DATA TO PROCESS:
★ ★ ★ ★ ★

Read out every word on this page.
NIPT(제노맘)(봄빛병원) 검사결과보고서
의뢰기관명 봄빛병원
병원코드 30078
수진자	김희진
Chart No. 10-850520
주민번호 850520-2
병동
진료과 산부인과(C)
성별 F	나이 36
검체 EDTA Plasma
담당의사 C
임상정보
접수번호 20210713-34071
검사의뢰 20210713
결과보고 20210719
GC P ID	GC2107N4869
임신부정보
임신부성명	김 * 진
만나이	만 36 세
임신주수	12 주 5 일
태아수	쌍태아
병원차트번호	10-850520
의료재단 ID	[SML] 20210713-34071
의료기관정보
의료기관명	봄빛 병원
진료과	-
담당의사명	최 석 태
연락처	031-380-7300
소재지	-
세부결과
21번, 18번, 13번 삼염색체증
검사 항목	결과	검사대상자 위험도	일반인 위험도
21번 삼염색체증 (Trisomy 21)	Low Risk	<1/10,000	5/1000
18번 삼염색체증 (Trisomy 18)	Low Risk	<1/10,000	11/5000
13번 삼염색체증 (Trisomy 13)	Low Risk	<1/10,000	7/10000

★ ★ ★ ★ ★

EXERCISE TASK:
Whenever "삼염색체증" turns up in a line, pick that line out.

FINISHED TASK:
21번, 18번, 13번 삼염색체증
21번 삼염색체증 (Trisomy 21)	Low Risk	<1/10,000	5/1000
18번 삼염색체증 (Trisomy 18)	Low Risk	<1/10,000	11/5000
13번 삼염색체증 (Trisomy 13)	Low Risk	<1/10,000	7/10000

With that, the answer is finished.